Data records
☆ ☆ ☆
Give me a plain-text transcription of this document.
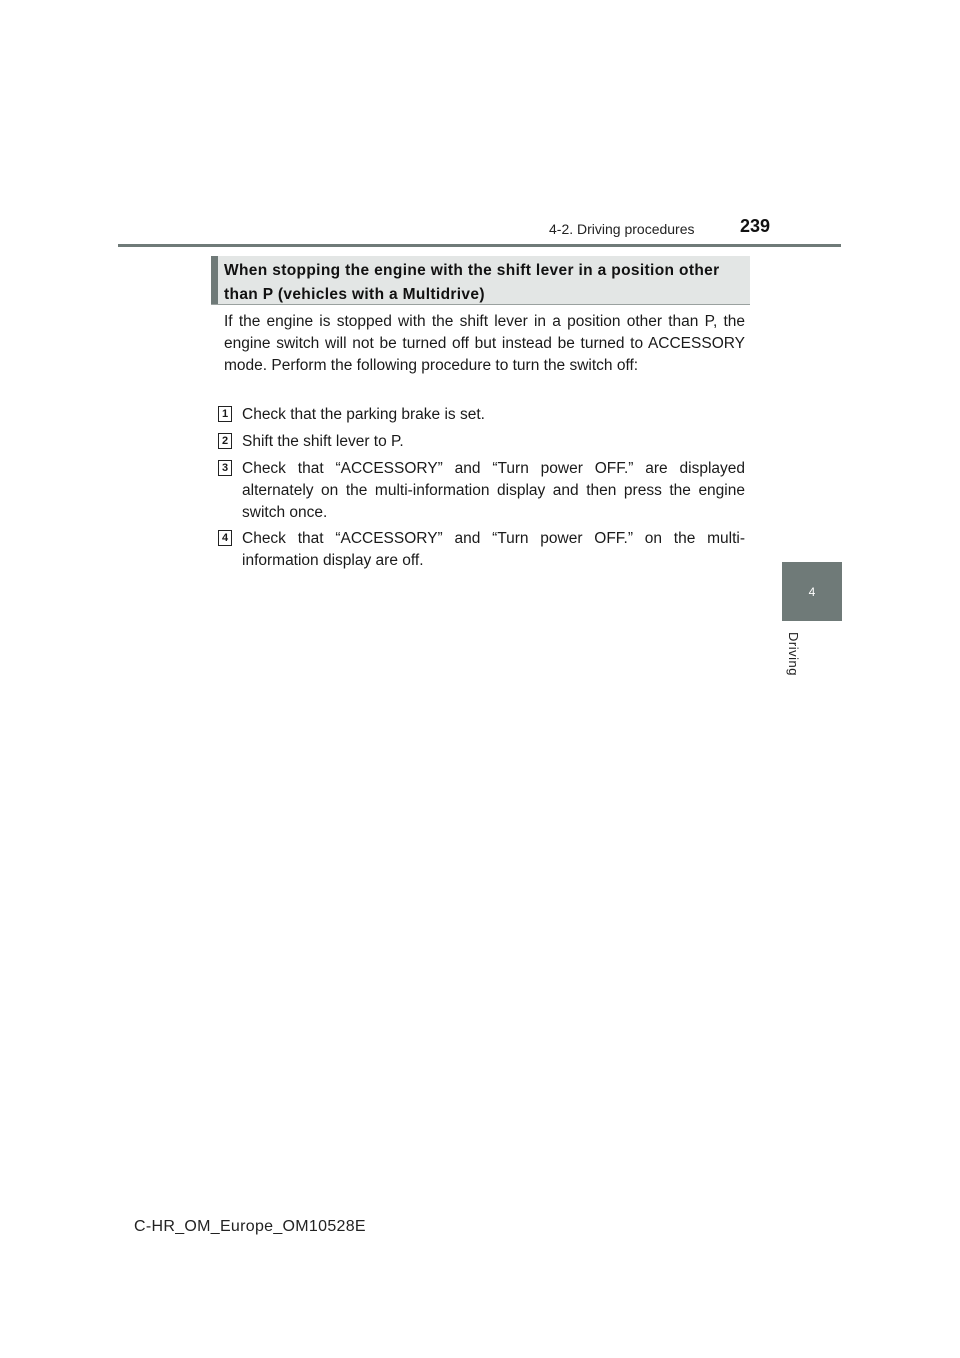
4-2. Driving procedures	239
4
Driving
When stopping the engine with the shift lever in a position other than P (vehicles with a Multidrive)

If the engine is stopped with the shift lever in a position other than P, the engine switch will not be turned off but instead be turned to ACCESSORY mode. Perform the following procedure to turn the switch off:

1 Check that the parking brake is set.

2 Shift the shift lever to P.

3 Check that “ACCESSORY” and “Turn power OFF.” are displayed alternately on the multi-information display and then press the engine switch once.

4 Check that “ACCESSORY” and “Turn power OFF.” on the multi-information display are off.

C-HR_OM_Europe_OM10528E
☆ ☆ ☆
◆ Given exercise:
Your task is to transcribe all of the records precisely, with no images included.

◆ Complete output:
Give me a plain-text transcription of this document.
4-2. Driving procedures	239
4
Driving
When stopping the engine with the shift lever in a position other than P (vehicles with a Multidrive)

If the engine is stopped with the shift lever in a position other than P, the engine switch will not be turned off but instead be turned to ACCESSORY mode. Perform the following procedure to turn the switch off:

1 Check that the parking brake is set.

2 Shift the shift lever to P.

3 Check that “ACCESSORY” and “Turn power OFF.” are displayed alternately on the multi-information display and then press the engine switch once.

4 Check that “ACCESSORY” and “Turn power OFF.” on the multi-information display are off.

C-HR_OM_Europe_OM10528E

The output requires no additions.